STATED EXERCISE - Copy out the entries below in full and exactly.

RAW RECORDS -
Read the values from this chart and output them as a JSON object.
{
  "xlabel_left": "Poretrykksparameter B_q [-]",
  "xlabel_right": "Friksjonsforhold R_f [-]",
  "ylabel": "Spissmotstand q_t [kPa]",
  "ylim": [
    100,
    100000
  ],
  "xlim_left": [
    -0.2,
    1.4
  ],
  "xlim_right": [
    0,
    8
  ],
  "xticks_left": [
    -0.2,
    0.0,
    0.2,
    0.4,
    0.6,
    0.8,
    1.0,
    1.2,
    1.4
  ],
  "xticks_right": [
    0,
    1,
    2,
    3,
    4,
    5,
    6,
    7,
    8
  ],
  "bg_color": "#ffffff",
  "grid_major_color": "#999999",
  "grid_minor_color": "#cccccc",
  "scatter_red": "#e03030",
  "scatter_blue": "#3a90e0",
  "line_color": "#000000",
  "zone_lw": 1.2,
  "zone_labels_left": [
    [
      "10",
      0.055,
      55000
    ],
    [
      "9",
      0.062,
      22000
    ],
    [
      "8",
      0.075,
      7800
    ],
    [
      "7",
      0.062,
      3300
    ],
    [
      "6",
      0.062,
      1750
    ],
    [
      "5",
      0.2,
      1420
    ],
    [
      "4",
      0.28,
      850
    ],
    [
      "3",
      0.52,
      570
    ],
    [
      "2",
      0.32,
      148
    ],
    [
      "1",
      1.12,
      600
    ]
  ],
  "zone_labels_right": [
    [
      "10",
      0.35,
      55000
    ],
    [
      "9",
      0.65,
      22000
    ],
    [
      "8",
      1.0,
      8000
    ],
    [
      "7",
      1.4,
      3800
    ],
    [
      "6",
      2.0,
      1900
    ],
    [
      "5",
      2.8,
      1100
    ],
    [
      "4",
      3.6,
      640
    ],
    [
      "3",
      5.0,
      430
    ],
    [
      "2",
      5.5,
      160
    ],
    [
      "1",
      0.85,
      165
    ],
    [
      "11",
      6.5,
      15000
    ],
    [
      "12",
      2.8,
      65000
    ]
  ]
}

IN RESPONSE -
Read the values from this chart and output them as a JSON object.
{
  "xlabel_left": "Poretrykksparameter B_q [-]",
  "xlabel_right": "Friksjonsforhold R_f [-]",
  "ylabel": "Spissmotstand q_t [kPa]",
  "ylim": [
    100,
    100000
  ],
  "xlim_left": [
    -0.2,
    1.4
  ],
  "xlim_right": [
    0,
    8
  ],
  "xticks_left": [
    -0.2,
    0.0,
    0.2,
    0.4,
    0.6,
    0.8,
    1.0,
    1.2,
    1.4
  ],
  "xticks_right": [
    0,
    1,
    2,
    3,
    4,
    5,
    6,
    7,
    8
  ],
  "bg_color": "#ffffff",
  "grid_major_color": "#999999",
  "grid_minor_color": "#cccccc",
  "scatter_red": "#e03030",
  "scatter_blue": "#3a90e0",
  "line_color": "#000000",
  "zone_lw": 1.2,
  "zone_labels_left": [
    [
      "10",
      0.055,
      55000
    ],
    [
      "9",
      0.062,
      22000
    ],
    [
      "8",
      0.075,
      7800
    ],
    [
      "7",
      0.062,
      3300
    ],
    [
      "6",
      0.062,
      1750
    ],
    [
      "5",
      0.2,
      1420
    ],
    [
      "4",
      0.28,
      850
    ],
    [
      "3",
      0.52,
      570
    ],
    [
      "2",
      0.32,
      148
    ],
    [
      "1",
      1.12,
      600
    ]
  ],
  "zone_labels_right": [
    [
      "10",
      0.35,
      55000
    ],
    [
      "9",
      0.65,
      22000
    ],
    [
      "8",
      1.0,
      8000
    ],
    [
      "7",
      1.4,
      3800
    ],
    [
      "6",
      2.0,
      1900
    ],
    [
      "5",
      2.8,
      1100
    ],
    [
      "4",
      3.6,
      640
    ],
    [
      "3",
      5.0,
      430
    ],
    [
      "2",
      5.5,
      160
    ],
    [
      "1",
      0.85,
      165
    ],
    [
      "11",
      6.5,
      15000
    ],
    [
      "12",
      2.8,
      65000
    ]
  ]
}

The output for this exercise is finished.